* BEGIN *
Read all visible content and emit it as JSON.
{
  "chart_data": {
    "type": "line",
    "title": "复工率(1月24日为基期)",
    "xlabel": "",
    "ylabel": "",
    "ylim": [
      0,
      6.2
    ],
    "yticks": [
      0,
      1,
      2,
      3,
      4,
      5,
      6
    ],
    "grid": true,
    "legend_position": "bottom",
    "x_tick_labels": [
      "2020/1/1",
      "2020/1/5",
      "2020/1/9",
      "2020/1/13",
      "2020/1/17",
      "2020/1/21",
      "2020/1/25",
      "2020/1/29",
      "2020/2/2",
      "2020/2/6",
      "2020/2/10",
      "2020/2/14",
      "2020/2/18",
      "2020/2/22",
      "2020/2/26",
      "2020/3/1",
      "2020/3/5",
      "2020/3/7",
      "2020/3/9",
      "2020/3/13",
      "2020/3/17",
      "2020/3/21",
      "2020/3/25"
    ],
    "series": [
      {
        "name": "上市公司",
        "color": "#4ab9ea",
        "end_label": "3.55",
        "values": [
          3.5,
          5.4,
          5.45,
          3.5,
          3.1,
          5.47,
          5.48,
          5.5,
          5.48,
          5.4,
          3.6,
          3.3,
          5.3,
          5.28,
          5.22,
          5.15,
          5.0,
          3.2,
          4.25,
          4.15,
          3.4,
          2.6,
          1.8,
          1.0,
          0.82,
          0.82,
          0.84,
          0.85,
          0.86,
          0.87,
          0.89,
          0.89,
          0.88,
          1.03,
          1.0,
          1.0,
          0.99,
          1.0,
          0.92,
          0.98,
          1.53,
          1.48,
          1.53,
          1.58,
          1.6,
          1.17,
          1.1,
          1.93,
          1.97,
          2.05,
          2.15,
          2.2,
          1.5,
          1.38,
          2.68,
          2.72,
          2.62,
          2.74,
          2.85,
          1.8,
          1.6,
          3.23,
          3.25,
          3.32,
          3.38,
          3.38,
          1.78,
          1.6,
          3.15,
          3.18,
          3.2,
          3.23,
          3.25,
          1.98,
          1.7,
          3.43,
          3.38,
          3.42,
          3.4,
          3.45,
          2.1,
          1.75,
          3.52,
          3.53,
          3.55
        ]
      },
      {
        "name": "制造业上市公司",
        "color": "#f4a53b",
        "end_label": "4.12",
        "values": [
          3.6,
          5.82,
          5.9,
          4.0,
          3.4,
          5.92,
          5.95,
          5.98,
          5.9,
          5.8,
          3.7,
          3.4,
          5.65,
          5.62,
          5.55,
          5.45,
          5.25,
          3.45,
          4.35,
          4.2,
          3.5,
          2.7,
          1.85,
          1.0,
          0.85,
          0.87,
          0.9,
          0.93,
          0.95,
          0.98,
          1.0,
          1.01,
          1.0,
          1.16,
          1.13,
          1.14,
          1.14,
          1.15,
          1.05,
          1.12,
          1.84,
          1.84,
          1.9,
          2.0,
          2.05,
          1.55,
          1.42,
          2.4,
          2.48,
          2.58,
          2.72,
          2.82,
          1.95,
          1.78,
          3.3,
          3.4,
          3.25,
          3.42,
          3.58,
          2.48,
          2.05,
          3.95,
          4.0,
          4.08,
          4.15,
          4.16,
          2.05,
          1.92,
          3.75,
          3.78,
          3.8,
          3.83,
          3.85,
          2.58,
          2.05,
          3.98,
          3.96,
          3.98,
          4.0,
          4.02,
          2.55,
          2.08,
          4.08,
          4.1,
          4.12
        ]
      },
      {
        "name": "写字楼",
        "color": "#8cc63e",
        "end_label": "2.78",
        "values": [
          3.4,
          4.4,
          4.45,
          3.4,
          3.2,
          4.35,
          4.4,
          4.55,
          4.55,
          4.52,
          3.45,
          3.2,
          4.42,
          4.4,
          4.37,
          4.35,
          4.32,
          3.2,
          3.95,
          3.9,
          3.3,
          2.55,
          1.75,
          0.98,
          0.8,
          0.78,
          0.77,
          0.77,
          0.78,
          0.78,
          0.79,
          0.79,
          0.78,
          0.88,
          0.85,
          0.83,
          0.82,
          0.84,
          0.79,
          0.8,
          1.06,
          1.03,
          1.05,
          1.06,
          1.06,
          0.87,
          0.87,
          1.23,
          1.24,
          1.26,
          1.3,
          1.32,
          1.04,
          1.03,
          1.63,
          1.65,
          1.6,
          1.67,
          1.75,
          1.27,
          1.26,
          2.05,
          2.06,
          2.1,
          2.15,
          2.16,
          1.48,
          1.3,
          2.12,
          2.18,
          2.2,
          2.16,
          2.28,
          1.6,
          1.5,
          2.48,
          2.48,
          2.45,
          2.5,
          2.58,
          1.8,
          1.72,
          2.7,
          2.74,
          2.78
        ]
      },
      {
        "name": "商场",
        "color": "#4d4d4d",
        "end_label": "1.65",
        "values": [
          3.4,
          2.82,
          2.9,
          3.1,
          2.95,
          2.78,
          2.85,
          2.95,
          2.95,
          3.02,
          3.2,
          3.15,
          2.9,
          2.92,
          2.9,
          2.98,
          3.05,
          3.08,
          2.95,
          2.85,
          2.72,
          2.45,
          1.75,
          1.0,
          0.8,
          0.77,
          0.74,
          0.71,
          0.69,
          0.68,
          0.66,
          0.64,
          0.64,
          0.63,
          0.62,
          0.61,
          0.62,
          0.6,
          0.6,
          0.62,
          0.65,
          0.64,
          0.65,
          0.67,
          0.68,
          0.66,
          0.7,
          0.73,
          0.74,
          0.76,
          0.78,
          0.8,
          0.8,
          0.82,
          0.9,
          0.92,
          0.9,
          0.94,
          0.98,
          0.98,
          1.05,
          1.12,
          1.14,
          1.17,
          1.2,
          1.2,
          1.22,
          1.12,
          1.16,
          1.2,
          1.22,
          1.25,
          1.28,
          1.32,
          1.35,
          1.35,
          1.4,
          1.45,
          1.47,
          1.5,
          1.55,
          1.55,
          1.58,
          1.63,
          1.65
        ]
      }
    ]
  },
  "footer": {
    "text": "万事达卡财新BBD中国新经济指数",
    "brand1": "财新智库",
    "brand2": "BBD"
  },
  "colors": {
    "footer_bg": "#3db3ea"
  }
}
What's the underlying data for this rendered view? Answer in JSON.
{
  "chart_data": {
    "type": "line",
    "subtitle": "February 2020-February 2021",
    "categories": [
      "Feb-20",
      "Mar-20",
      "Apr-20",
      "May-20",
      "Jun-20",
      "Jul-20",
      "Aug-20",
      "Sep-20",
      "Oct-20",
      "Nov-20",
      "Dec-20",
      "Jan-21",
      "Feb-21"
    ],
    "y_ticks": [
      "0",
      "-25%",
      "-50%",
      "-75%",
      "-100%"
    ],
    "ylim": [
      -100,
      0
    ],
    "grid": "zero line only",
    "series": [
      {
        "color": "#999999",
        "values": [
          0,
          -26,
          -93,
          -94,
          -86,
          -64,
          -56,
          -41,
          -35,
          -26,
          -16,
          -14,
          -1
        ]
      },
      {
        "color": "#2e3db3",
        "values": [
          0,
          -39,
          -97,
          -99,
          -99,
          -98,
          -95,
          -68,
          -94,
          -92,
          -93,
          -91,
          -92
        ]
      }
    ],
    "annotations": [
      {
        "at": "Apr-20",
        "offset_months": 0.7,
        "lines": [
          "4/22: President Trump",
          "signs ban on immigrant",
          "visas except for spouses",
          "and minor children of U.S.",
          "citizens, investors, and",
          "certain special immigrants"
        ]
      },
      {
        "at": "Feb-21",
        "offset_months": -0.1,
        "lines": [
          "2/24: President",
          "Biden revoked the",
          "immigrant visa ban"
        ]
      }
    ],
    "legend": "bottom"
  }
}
* END *
▶ Written instruction
Set down all of the entries exactly, please.

▶ Expected answer
Read all visible content and emit it as JSON.
{
  "chart_data": {
    "type": "line",
    "title": "复工率(1月24日为基期)",
    "xlabel": "",
    "ylabel": "",
    "ylim": [
      0,
      6.2
    ],
    "yticks": [
      0,
      1,
      2,
      3,
      4,
      5,
      6
    ],
    "grid": true,
    "legend_position": "bottom",
    "x_tick_labels": [
      "2020/1/1",
      "2020/1/5",
      "2020/1/9",
      "2020/1/13",
      "2020/1/17",
      "2020/1/21",
      "2020/1/25",
      "2020/1/29",
      "2020/2/2",
      "2020/2/6",
      "2020/2/10",
      "2020/2/14",
      "2020/2/18",
      "2020/2/22",
      "2020/2/26",
      "2020/3/1",
      "2020/3/5",
      "2020/3/7",
      "2020/3/9",
      "2020/3/13",
      "2020/3/17",
      "2020/3/21",
      "2020/3/25"
    ],
    "series": [
      {
        "name": "上市公司",
        "color": "#4ab9ea",
        "end_label": "3.55",
        "values": [
          3.5,
          5.4,
          5.45,
          3.5,
          3.1,
          5.47,
          5.48,
          5.5,
          5.48,
          5.4,
          3.6,
          3.3,
          5.3,
          5.28,
          5.22,
          5.15,
          5.0,
          3.2,
          4.25,
          4.15,
          3.4,
          2.6,
          1.8,
          1.0,
          0.82,
          0.82,
          0.84,
          0.85,
          0.86,
          0.87,
          0.89,
          0.89,
          0.88,
          1.03,
          1.0,
          1.0,
          0.99,
          1.0,
          0.92,
          0.98,
          1.53,
          1.48,
          1.53,
          1.58,
          1.6,
          1.17,
          1.1,
          1.93,
          1.97,
          2.05,
          2.15,
          2.2,
          1.5,
          1.38,
          2.68,
          2.72,
          2.62,
          2.74,
          2.85,
          1.8,
          1.6,
          3.23,
          3.25,
          3.32,
          3.38,
          3.38,
          1.78,
          1.6,
          3.15,
          3.18,
          3.2,
          3.23,
          3.25,
          1.98,
          1.7,
          3.43,
          3.38,
          3.42,
          3.4,
          3.45,
          2.1,
          1.75,
          3.52,
          3.53,
          3.55
        ]
      },
      {
        "name": "制造业上市公司",
        "color": "#f4a53b",
        "end_label": "4.12",
        "values": [
          3.6,
          5.82,
          5.9,
          4.0,
          3.4,
          5.92,
          5.95,
          5.98,
          5.9,
          5.8,
          3.7,
          3.4,
          5.65,
          5.62,
          5.55,
          5.45,
          5.25,
          3.45,
          4.35,
          4.2,
          3.5,
          2.7,
          1.85,
          1.0,
          0.85,
          0.87,
          0.9,
          0.93,
          0.95,
          0.98,
          1.0,
          1.01,
          1.0,
          1.16,
          1.13,
          1.14,
          1.14,
          1.15,
          1.05,
          1.12,
          1.84,
          1.84,
          1.9,
          2.0,
          2.05,
          1.55,
          1.42,
          2.4,
          2.48,
          2.58,
          2.72,
          2.82,
          1.95,
          1.78,
          3.3,
          3.4,
          3.25,
          3.42,
          3.58,
          2.48,
          2.05,
          3.95,
          4.0,
          4.08,
          4.15,
          4.16,
          2.05,
          1.92,
          3.75,
          3.78,
          3.8,
          3.83,
          3.85,
          2.58,
          2.05,
          3.98,
          3.96,
          3.98,
          4.0,
          4.02,
          2.55,
          2.08,
          4.08,
          4.1,
          4.12
        ]
      },
      {
        "name": "写字楼",
        "color": "#8cc63e",
        "end_label": "2.78",
        "values": [
          3.4,
          4.4,
          4.45,
          3.4,
          3.2,
          4.35,
          4.4,
          4.55,
          4.55,
          4.52,
          3.45,
          3.2,
          4.42,
          4.4,
          4.37,
          4.35,
          4.32,
          3.2,
          3.95,
          3.9,
          3.3,
          2.55,
          1.75,
          0.98,
          0.8,
          0.78,
          0.77,
          0.77,
          0.78,
          0.78,
          0.79,
          0.79,
          0.78,
          0.88,
          0.85,
          0.83,
          0.82,
          0.84,
          0.79,
          0.8,
          1.06,
          1.03,
          1.05,
          1.06,
          1.06,
          0.87,
          0.87,
          1.23,
          1.24,
          1.26,
          1.3,
          1.32,
          1.04,
          1.03,
          1.63,
          1.65,
          1.6,
          1.67,
          1.75,
          1.27,
          1.26,
          2.05,
          2.06,
          2.1,
          2.15,
          2.16,
          1.48,
          1.3,
          2.12,
          2.18,
          2.2,
          2.16,
          2.28,
          1.6,
          1.5,
          2.48,
          2.48,
          2.45,
          2.5,
          2.58,
          1.8,
          1.72,
          2.7,
          2.74,
          2.78
        ]
      },
      {
        "name": "商场",
        "color": "#4d4d4d",
        "end_label": "1.65",
        "values": [
          3.4,
          2.82,
          2.9,
          3.1,
          2.95,
          2.78,
          2.85,
          2.95,
          2.95,
          3.02,
          3.2,
          3.15,
          2.9,
          2.92,
          2.9,
          2.98,
          3.05,
          3.08,
          2.95,
          2.85,
          2.72,
          2.45,
          1.75,
          1.0,
          0.8,
          0.77,
          0.74,
          0.71,
          0.69,
          0.68,
          0.66,
          0.64,
          0.64,
          0.63,
          0.62,
          0.61,
          0.62,
          0.6,
          0.6,
          0.62,
          0.65,
          0.64,
          0.65,
          0.67,
          0.68,
          0.66,
          0.7,
          0.73,
          0.74,
          0.76,
          0.78,
          0.8,
          0.8,
          0.82,
          0.9,
          0.92,
          0.9,
          0.94,
          0.98,
          0.98,
          1.05,
          1.12,
          1.14,
          1.17,
          1.2,
          1.2,
          1.22,
          1.12,
          1.16,
          1.2,
          1.22,
          1.25,
          1.28,
          1.32,
          1.35,
          1.35,
          1.4,
          1.45,
          1.47,
          1.5,
          1.55,
          1.55,
          1.58,
          1.63,
          1.65
        ]
      }
    ]
  },
  "footer": {
    "text": "万事达卡财新BBD中国新经济指数",
    "brand1": "财新智库",
    "brand2": "BBD"
  },
  "colors": {
    "footer_bg": "#3db3ea"
  }
}
What's the underlying data for this rendered view? Answer in JSON.
{
  "chart_data": {
    "type": "line",
    "subtitle": "February 2020-February 2021",
    "categories": [
      "Feb-20",
      "Mar-20",
      "Apr-20",
      "May-20",
      "Jun-20",
      "Jul-20",
      "Aug-20",
      "Sep-20",
      "Oct-20",
      "Nov-20",
      "Dec-20",
      "Jan-21",
      "Feb-21"
    ],
    "y_ticks": [
      "0",
      "-25%",
      "-50%",
      "-75%",
      "-100%"
    ],
    "ylim": [
      -100,
      0
    ],
    "grid": "zero line only",
    "series": [
      {
        "color": "#999999",
        "values": [
          0,
          -26,
          -93,
          -94,
          -86,
          -64,
          -56,
          -41,
          -35,
          -26,
          -16,
          -14,
          -1
        ]
      },
      {
        "color": "#2e3db3",
        "values": [
          0,
          -39,
          -97,
          -99,
          -99,
          -98,
          -95,
          -68,
          -94,
          -92,
          -93,
          -91,
          -92
        ]
      }
    ],
    "annotations": [
      {
        "at": "Apr-20",
        "offset_months": 0.7,
        "lines": [
          "4/22: President Trump",
          "signs ban on immigrant",
          "visas except for spouses",
          "and minor children of U.S.",
          "citizens, investors, and",
          "certain special immigrants"
        ]
      },
      {
        "at": "Feb-21",
        "offset_months": -0.1,
        "lines": [
          "2/24: President",
          "Biden revoked the",
          "immigrant visa ban"
        ]
      }
    ],
    "legend": "bottom"
  }
}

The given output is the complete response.